THE PROBLEM |
Scan the material that follows. Copy every line containing the word "体外循环".

DATA SUPPLIED |
━━━━━━━━
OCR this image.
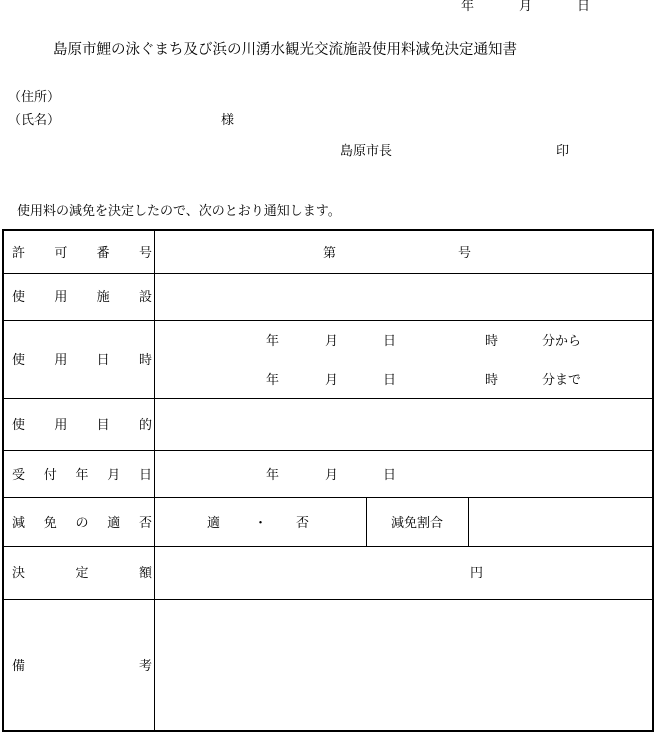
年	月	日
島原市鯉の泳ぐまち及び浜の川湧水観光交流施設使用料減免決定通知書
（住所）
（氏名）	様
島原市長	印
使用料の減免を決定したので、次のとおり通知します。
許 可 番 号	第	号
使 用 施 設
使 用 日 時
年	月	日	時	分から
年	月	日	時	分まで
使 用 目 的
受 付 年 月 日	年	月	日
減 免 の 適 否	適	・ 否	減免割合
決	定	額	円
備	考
━━━━━━━━
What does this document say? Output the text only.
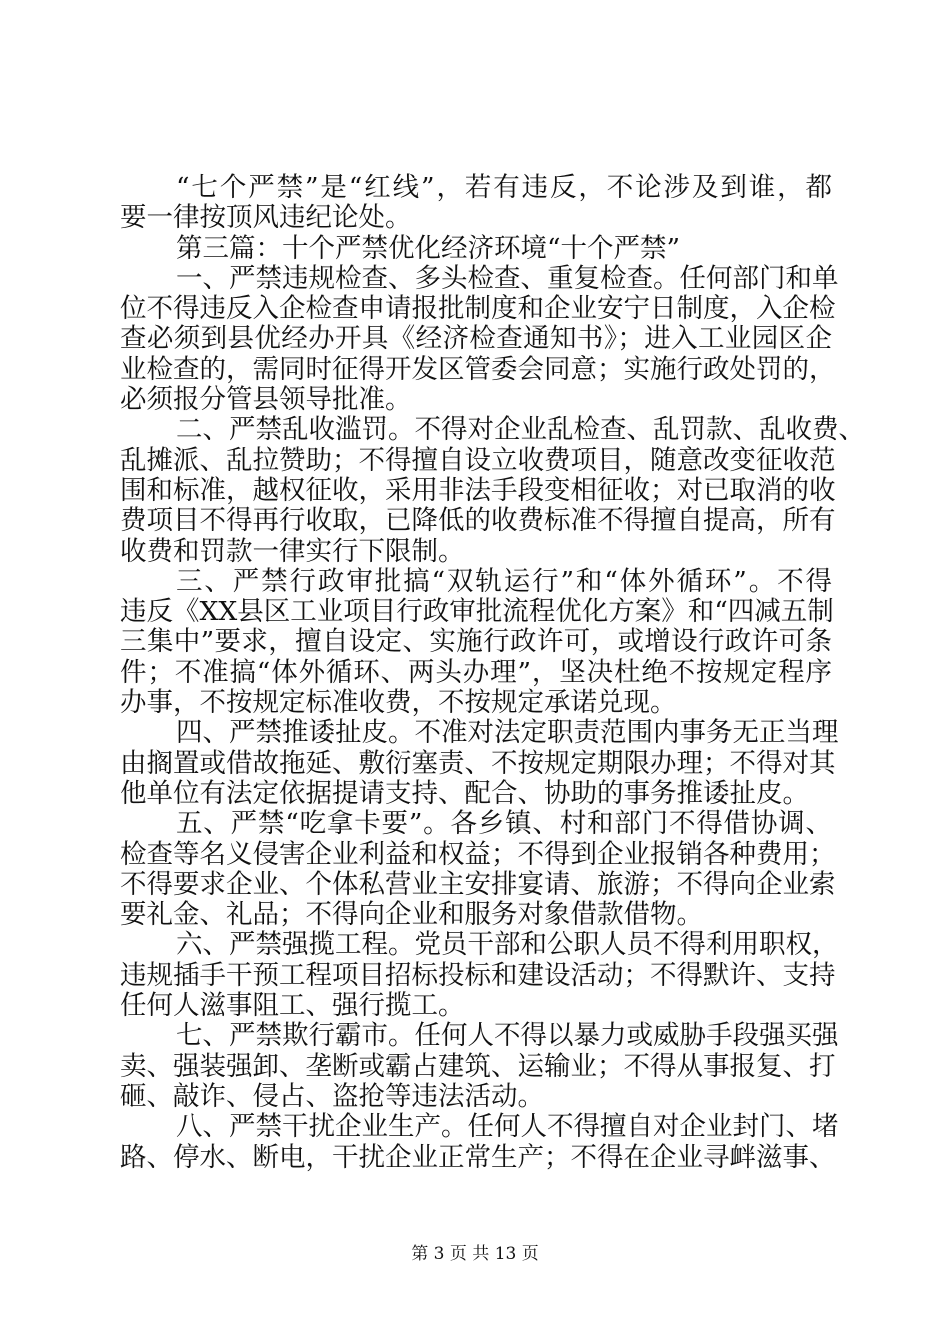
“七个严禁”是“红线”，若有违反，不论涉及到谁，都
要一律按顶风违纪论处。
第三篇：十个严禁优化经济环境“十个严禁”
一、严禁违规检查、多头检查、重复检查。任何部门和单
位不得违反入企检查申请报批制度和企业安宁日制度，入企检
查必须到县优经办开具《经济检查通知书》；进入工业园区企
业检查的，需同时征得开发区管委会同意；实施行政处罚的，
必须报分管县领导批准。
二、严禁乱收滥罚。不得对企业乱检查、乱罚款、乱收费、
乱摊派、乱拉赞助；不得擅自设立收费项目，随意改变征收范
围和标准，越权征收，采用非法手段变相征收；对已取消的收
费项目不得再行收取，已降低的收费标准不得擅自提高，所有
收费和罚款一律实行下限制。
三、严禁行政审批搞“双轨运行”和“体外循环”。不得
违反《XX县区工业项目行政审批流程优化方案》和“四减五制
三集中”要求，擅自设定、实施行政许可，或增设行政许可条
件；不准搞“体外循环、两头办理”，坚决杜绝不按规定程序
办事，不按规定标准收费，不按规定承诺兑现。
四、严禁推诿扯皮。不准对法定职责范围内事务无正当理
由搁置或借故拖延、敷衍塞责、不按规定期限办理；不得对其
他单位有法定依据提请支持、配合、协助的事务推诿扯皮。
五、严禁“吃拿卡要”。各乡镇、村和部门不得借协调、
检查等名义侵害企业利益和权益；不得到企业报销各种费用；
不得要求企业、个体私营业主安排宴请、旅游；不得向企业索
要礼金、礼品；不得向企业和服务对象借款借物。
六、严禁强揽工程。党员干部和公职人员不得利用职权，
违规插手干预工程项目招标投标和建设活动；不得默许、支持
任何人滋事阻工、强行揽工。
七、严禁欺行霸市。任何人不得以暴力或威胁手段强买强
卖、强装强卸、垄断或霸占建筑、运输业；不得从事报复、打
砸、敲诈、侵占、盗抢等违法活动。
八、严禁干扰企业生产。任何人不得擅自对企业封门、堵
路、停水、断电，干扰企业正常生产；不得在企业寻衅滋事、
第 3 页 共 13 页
━━━━━━━━
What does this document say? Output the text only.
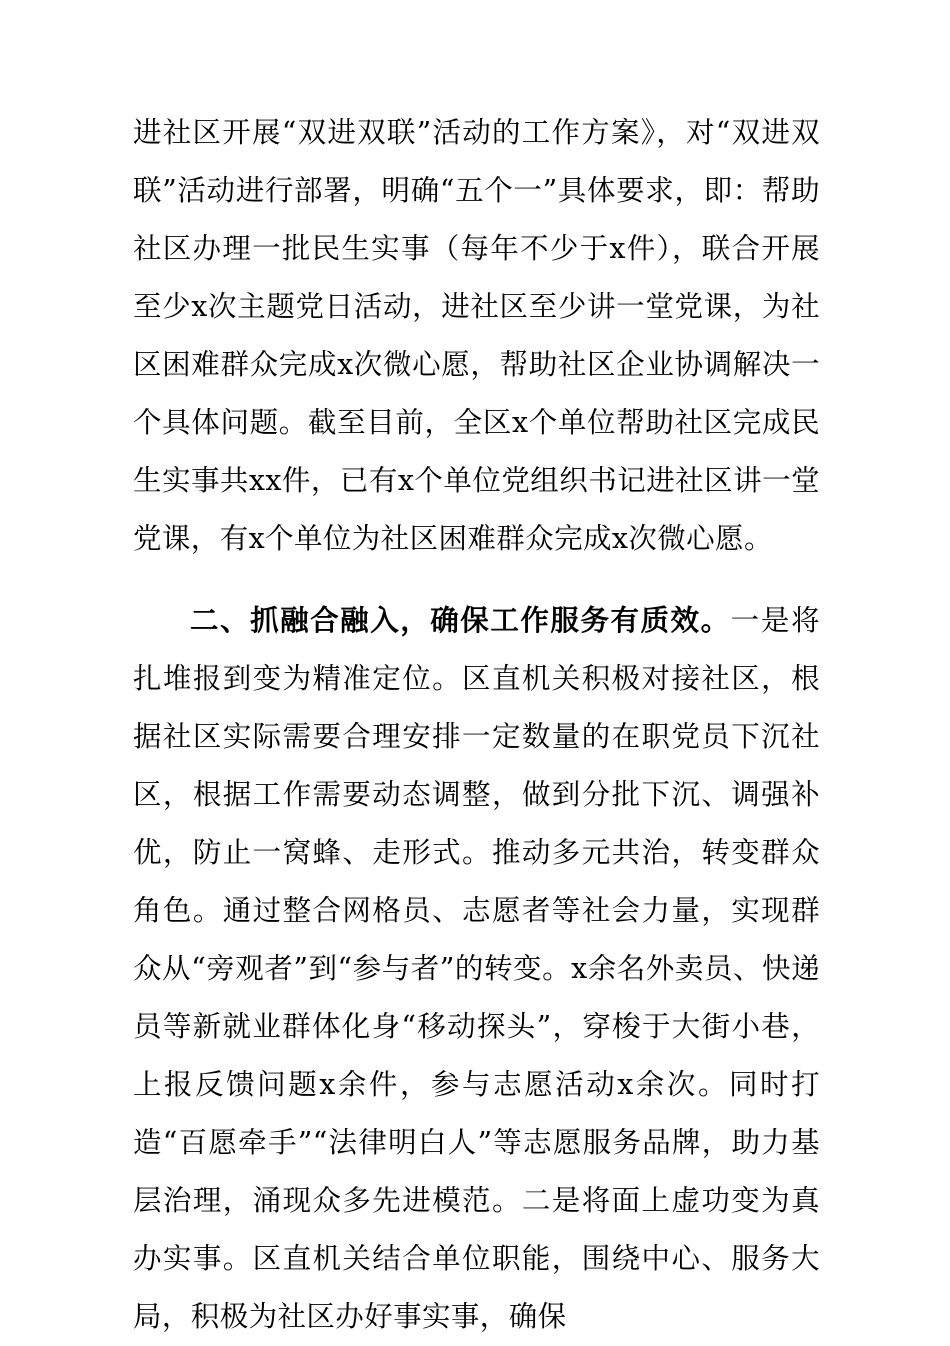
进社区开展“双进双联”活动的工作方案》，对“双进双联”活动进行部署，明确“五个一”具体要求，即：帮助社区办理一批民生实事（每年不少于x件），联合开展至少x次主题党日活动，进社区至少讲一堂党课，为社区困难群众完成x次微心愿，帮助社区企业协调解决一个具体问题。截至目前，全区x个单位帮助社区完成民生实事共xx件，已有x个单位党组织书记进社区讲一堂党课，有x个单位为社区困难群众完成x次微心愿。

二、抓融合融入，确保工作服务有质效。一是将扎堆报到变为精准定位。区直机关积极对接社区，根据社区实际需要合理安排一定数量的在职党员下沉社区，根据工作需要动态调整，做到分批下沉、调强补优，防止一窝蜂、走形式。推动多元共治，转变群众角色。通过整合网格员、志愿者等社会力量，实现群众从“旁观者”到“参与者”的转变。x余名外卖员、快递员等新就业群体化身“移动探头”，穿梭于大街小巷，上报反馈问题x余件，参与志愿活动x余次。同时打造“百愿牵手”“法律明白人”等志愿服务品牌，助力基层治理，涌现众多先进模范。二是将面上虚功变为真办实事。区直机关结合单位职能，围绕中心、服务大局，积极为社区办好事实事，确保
━━━━━━━━
ANSWER TO THE EXERCISE |
三、严禁行政审批搞“双轨运行”和“体外循环”。不得
件；不准搞“体外循环、两头办理”，坚决杜绝不按规定程序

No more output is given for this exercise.